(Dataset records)
BEGIN
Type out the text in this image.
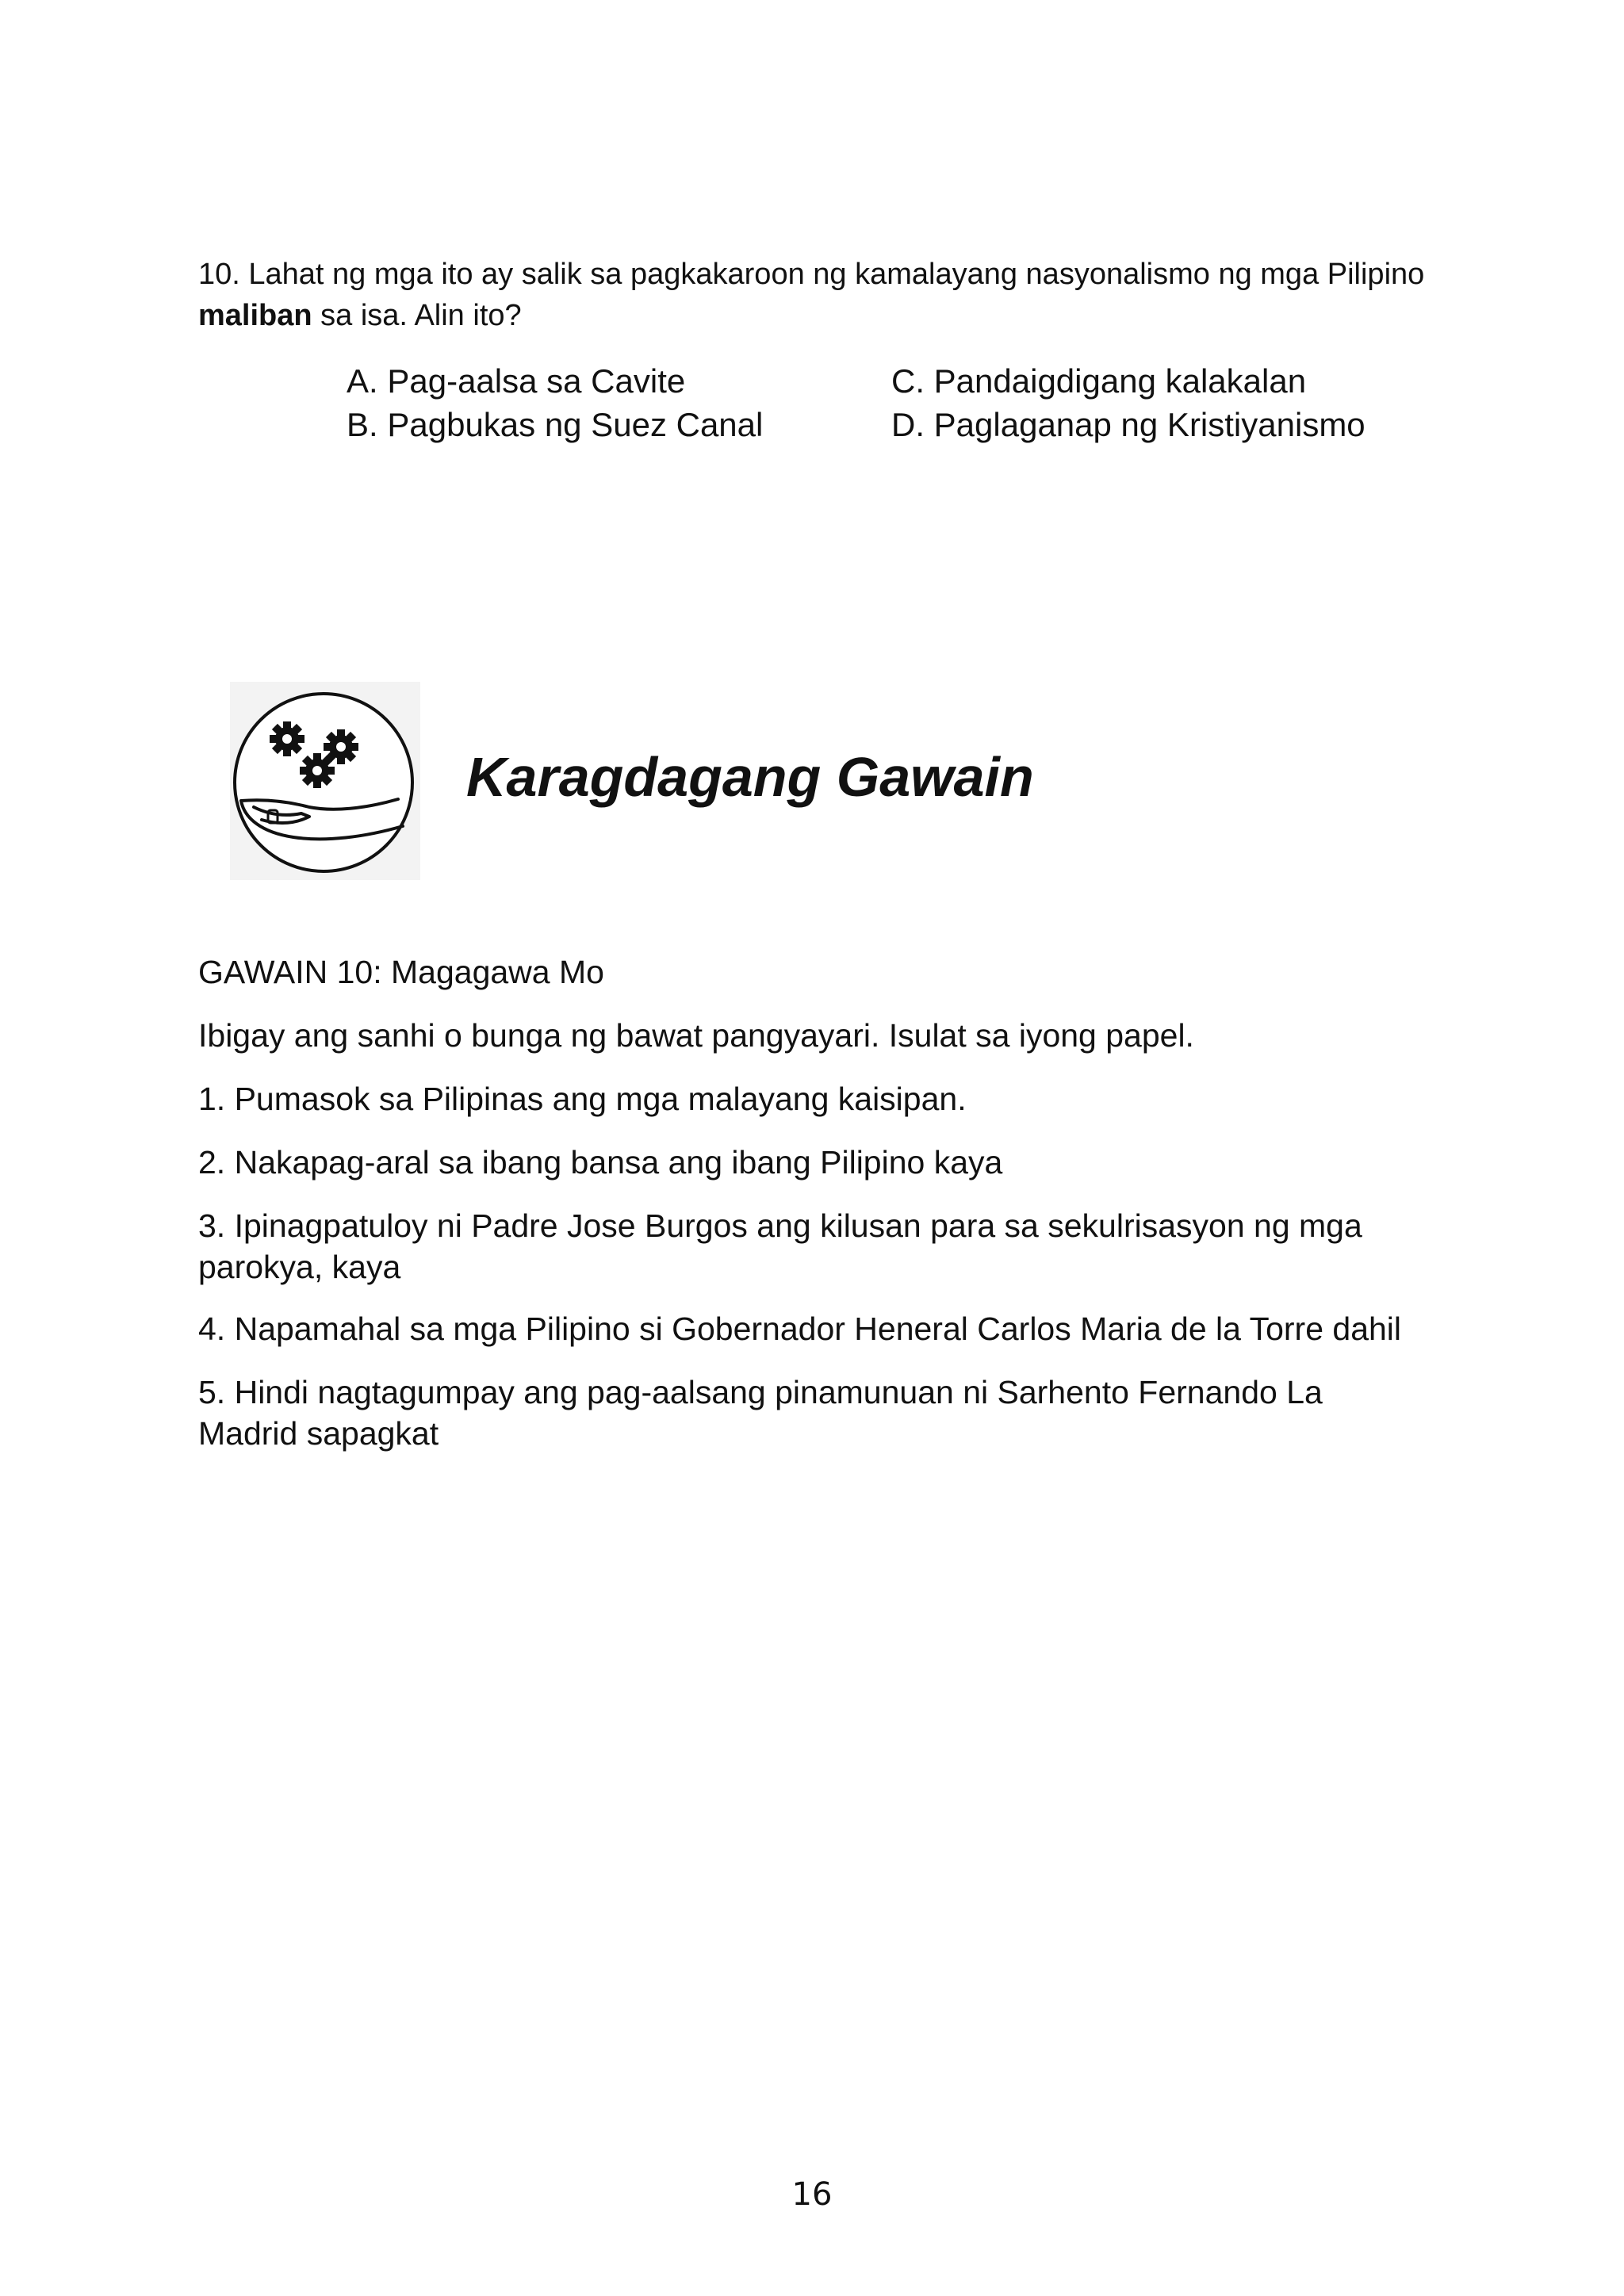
10. Lahat ng mga ito ay salik sa pagkakaroon ng kamalayang nasyonalismo ng mga Pilipino
maliban sa isa. Alin ito?
A. Pag-aalsa sa Cavite
B. Pagbukas ng Suez Canal
C. Pandaigdigang kalakalan
D. Paglaganap ng Kristiyanismo
Karagdagang Gawain
GAWAIN 10: Magagawa Mo
Ibigay ang sanhi o bunga ng bawat pangyayari. Isulat sa iyong papel.
1. Pumasok sa Pilipinas ang mga malayang kaisipan.
2. Nakapag-aral sa ibang bansa ang ibang Pilipino kaya
3. Ipinagpatuloy ni Padre Jose Burgos ang kilusan para sa sekulrisasyon ng mga parokya, kaya
4. Napamahal sa mga Pilipino si Gobernador Heneral Carlos Maria de la Torre dahil
5. Hindi nagtagumpay ang pag-aalsang pinamunuan ni Sarhento Fernando La Madrid sapagkat
16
END
Copy all the data exactly as written, but skip any picture.

Type out the text in this image.
10. Lahat ng mga ito ay salik sa pagkakaroon ng kamalayang nasyonalismo ng mga Pilipino
maliban sa isa. Alin ito?
A. Pag-aalsa sa Cavite
B. Pagbukas ng Suez Canal
C. Pandaigdigang kalakalan
D. Paglaganap ng Kristiyanismo
Karagdagang Gawain
GAWAIN 10: Magagawa Mo
Ibigay ang sanhi o bunga ng bawat pangyayari. Isulat sa iyong papel.
1. Pumasok sa Pilipinas ang mga malayang kaisipan.
2. Nakapag-aral sa ibang bansa ang ibang Pilipino kaya
3. Ipinagpatuloy ni Padre Jose Burgos ang kilusan para sa sekulrisasyon ng mga parokya, kaya
4. Napamahal sa mga Pilipino si Gobernador Heneral Carlos Maria de la Torre dahil
5. Hindi nagtagumpay ang pag-aalsang pinamunuan ni Sarhento Fernando La Madrid sapagkat
16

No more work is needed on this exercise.